* **CHALLENGE**
Copy the data precisely, character for character, and leave out every picture.

* **MATERIAL TO PROCESS**
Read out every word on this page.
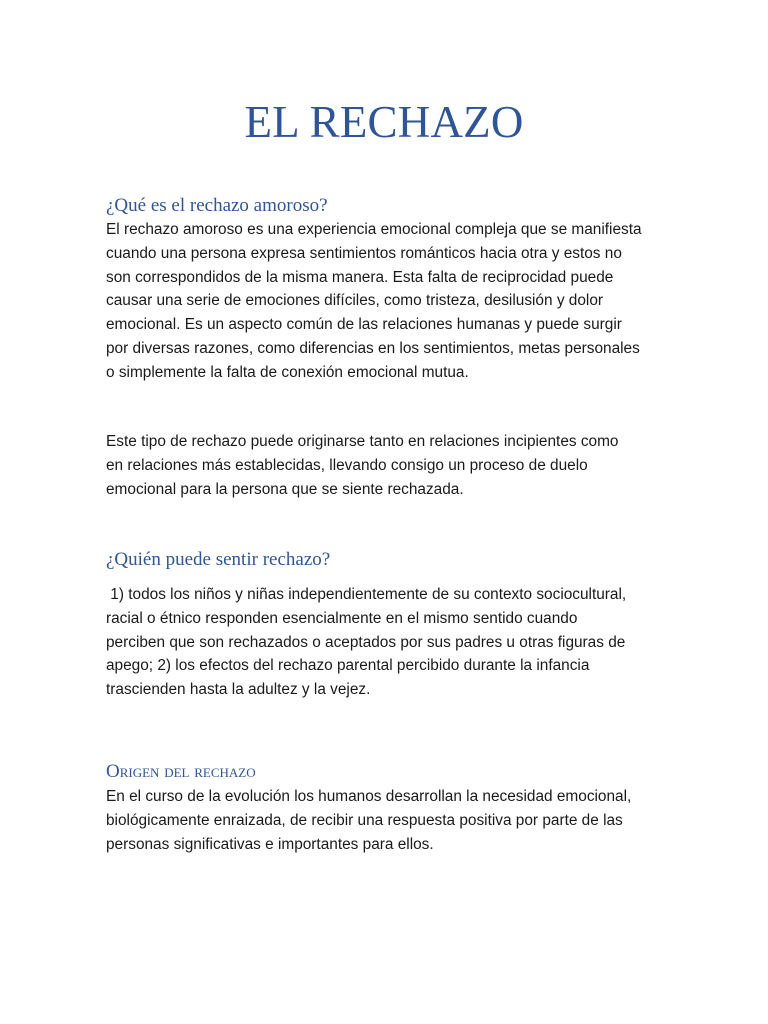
EL RECHAZO
¿Qué es el rechazo amoroso?
El rechazo amoroso es una experiencia emocional compleja que se manifiesta
cuando una persona expresa sentimientos románticos hacia otra y estos no
son correspondidos de la misma manera. Esta falta de reciprocidad puede
causar una serie de emociones difíciles, como tristeza, desilusión y dolor
emocional. Es un aspecto común de las relaciones humanas y puede surgir
por diversas razones, como diferencias en los sentimientos, metas personales
o simplemente la falta de conexión emocional mutua.
Este tipo de rechazo puede originarse tanto en relaciones incipientes como
en relaciones más establecidas, llevando consigo un proceso de duelo
emocional para la persona que se siente rechazada.
¿Quién puede sentir rechazo?
1) todos los niños y niñas independientemente de su contexto sociocultural,
racial o étnico responden esencialmente en el mismo sentido cuando
perciben que son rechazados o aceptados por sus padres u otras figuras de
apego; 2) los efectos del rechazo parental percibido durante la infancia
trascienden hasta la adultez y la vejez.
Origen del rechazo
En el curso de la evolución los humanos desarrollan la necesidad emocional,
biológicamente enraizada, de recibir una respuesta positiva por parte de las
personas significativas e importantes para ellos.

* **COMPLETE OUTPUT**
Read out every word on this page.
EL RECHAZO
¿Qué es el rechazo amoroso?
El rechazo amoroso es una experiencia emocional compleja que se manifiesta
cuando una persona expresa sentimientos románticos hacia otra y estos no
son correspondidos de la misma manera. Esta falta de reciprocidad puede
causar una serie de emociones difíciles, como tristeza, desilusión y dolor
emocional. Es un aspecto común de las relaciones humanas y puede surgir
por diversas razones, como diferencias en los sentimientos, metas personales
o simplemente la falta de conexión emocional mutua.
Este tipo de rechazo puede originarse tanto en relaciones incipientes como
en relaciones más establecidas, llevando consigo un proceso de duelo
emocional para la persona que se siente rechazada.
¿Quién puede sentir rechazo?
1) todos los niños y niñas independientemente de su contexto sociocultural,
racial o étnico responden esencialmente en el mismo sentido cuando
perciben que son rechazados o aceptados por sus padres u otras figuras de
apego; 2) los efectos del rechazo parental percibido durante la infancia
trascienden hasta la adultez y la vejez.
Origen del rechazo
En el curso de la evolución los humanos desarrollan la necesidad emocional,
biológicamente enraizada, de recibir una respuesta positiva por parte de las
personas significativas e importantes para ellos.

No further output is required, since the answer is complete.